The records:
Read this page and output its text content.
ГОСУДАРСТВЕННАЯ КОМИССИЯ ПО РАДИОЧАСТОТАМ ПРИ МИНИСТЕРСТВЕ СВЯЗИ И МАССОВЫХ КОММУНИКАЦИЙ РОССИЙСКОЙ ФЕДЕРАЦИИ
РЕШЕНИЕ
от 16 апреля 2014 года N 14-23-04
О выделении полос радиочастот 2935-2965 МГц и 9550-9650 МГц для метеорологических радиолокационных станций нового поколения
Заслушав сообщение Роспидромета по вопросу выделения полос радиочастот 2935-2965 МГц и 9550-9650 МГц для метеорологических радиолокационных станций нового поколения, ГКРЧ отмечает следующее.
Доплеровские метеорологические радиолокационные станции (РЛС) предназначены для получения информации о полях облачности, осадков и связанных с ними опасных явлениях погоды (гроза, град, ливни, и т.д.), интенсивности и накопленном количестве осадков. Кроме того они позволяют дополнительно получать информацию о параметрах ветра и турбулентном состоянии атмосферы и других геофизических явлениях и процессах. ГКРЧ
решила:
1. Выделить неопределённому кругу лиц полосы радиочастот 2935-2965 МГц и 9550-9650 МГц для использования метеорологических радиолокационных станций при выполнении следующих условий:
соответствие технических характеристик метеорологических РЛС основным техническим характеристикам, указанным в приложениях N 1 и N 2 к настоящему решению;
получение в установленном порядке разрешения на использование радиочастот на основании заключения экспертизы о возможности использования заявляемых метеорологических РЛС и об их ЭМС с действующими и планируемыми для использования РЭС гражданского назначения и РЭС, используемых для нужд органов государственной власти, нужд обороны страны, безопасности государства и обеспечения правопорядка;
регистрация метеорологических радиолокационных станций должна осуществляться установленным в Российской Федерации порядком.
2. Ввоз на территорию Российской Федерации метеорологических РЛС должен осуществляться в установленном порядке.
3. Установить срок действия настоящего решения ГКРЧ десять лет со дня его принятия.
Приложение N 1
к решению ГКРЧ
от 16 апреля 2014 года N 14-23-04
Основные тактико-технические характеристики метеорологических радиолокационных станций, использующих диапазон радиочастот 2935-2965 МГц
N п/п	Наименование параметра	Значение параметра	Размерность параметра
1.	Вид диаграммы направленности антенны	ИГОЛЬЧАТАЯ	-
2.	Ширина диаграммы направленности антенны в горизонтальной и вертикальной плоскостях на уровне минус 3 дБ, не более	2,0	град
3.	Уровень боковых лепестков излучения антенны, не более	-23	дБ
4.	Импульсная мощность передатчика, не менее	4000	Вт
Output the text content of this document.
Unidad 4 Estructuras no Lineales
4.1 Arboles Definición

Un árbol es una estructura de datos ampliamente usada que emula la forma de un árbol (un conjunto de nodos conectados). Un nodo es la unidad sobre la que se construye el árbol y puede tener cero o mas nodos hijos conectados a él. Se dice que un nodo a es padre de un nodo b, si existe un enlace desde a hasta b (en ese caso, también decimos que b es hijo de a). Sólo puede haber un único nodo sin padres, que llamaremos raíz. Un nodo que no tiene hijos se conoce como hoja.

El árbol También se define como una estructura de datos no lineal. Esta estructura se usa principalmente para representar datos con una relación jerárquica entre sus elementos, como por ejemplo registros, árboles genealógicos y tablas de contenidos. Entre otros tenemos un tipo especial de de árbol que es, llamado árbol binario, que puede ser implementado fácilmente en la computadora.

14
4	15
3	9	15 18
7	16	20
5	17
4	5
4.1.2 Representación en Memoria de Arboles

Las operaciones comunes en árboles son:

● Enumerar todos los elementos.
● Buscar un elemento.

Aim:
Transcribe the records above exactly as they appear.

Complete output:
Read this page and output its text content.
ГОСУДАРСТВЕННАЯ КОМИССИЯ ПО РАДИОЧАСТОТАМ ПРИ МИНИСТЕРСТВЕ СВЯЗИ И МАССОВЫХ КОММУНИКАЦИЙ РОССИЙСКОЙ ФЕДЕРАЦИИ
РЕШЕНИЕ
от 16 апреля 2014 года N 14-23-04
О выделении полос радиочастот 2935-2965 МГц и 9550-9650 МГц для метеорологических радиолокационных станций нового поколения
Заслушав сообщение Роспидромета по вопросу выделения полос радиочастот 2935-2965 МГц и 9550-9650 МГц для метеорологических радиолокационных станций нового поколения, ГКРЧ отмечает следующее.
Доплеровские метеорологические радиолокационные станции (РЛС) предназначены для получения информации о полях облачности, осадков и связанных с ними опасных явлениях погоды (гроза, град, ливни, и т.д.), интенсивности и накопленном количестве осадков. Кроме того они позволяют дополнительно получать информацию о параметрах ветра и турбулентном состоянии атмосферы и других геофизических явлениях и процессах. ГКРЧ
решила:
1. Выделить неопределённому кругу лиц полосы радиочастот 2935-2965 МГц и 9550-9650 МГц для использования метеорологических радиолокационных станций при выполнении следующих условий:
соответствие технических характеристик метеорологических РЛС основным техническим характеристикам, указанным в приложениях N 1 и N 2 к настоящему решению;
получение в установленном порядке разрешения на использование радиочастот на основании заключения экспертизы о возможности использования заявляемых метеорологических РЛС и об их ЭМС с действующими и планируемыми для использования РЭС гражданского назначения и РЭС, используемых для нужд органов государственной власти, нужд обороны страны, безопасности государства и обеспечения правопорядка;
регистрация метеорологических радиолокационных станций должна осуществляться установленным в Российской Федерации порядком.
2. Ввоз на территорию Российской Федерации метеорологических РЛС должен осуществляться в установленном порядке.
3. Установить срок действия настоящего решения ГКРЧ десять лет со дня его принятия.
Приложение N 1
к решению ГКРЧ
от 16 апреля 2014 года N 14-23-04
Основные тактико-технические характеристики метеорологических радиолокационных станций, использующих диапазон радиочастот 2935-2965 МГц
N п/п	Наименование параметра	Значение параметра	Размерность параметра
1.	Вид диаграммы направленности антенны	ИГОЛЬЧАТАЯ	-
2.	Ширина диаграммы направленности антенны в горизонтальной и вертикальной плоскостях на уровне минус 3 дБ, не более	2,0	град
3.	Уровень боковых лепестков излучения антенны, не более	-23	дБ
4.	Импульсная мощность передатчика, не менее	4000	Вт
Output the text content of this document.
Unidad 4 Estructuras no Lineales
4.1 Arboles Definición

Un árbol es una estructura de datos ampliamente usada que emula la forma de un árbol (un conjunto de nodos conectados). Un nodo es la unidad sobre la que se construye el árbol y puede tener cero o mas nodos hijos conectados a él. Se dice que un nodo a es padre de un nodo b, si existe un enlace desde a hasta b (en ese caso, también decimos que b es hijo de a). Sólo puede haber un único nodo sin padres, que llamaremos raíz. Un nodo que no tiene hijos se conoce como hoja.

El árbol También se define como una estructura de datos no lineal. Esta estructura se usa principalmente para representar datos con una relación jerárquica entre sus elementos, como por ejemplo registros, árboles genealógicos y tablas de contenidos. Entre otros tenemos un tipo especial de de árbol que es, llamado árbol binario, que puede ser implementado fácilmente en la computadora.

14
4	15
3	9	15 18
7	16	20
5	17
4	5
4.1.2 Representación en Memoria de Arboles

Las operaciones comunes en árboles son:

● Enumerar todos los elementos.
● Buscar un elemento.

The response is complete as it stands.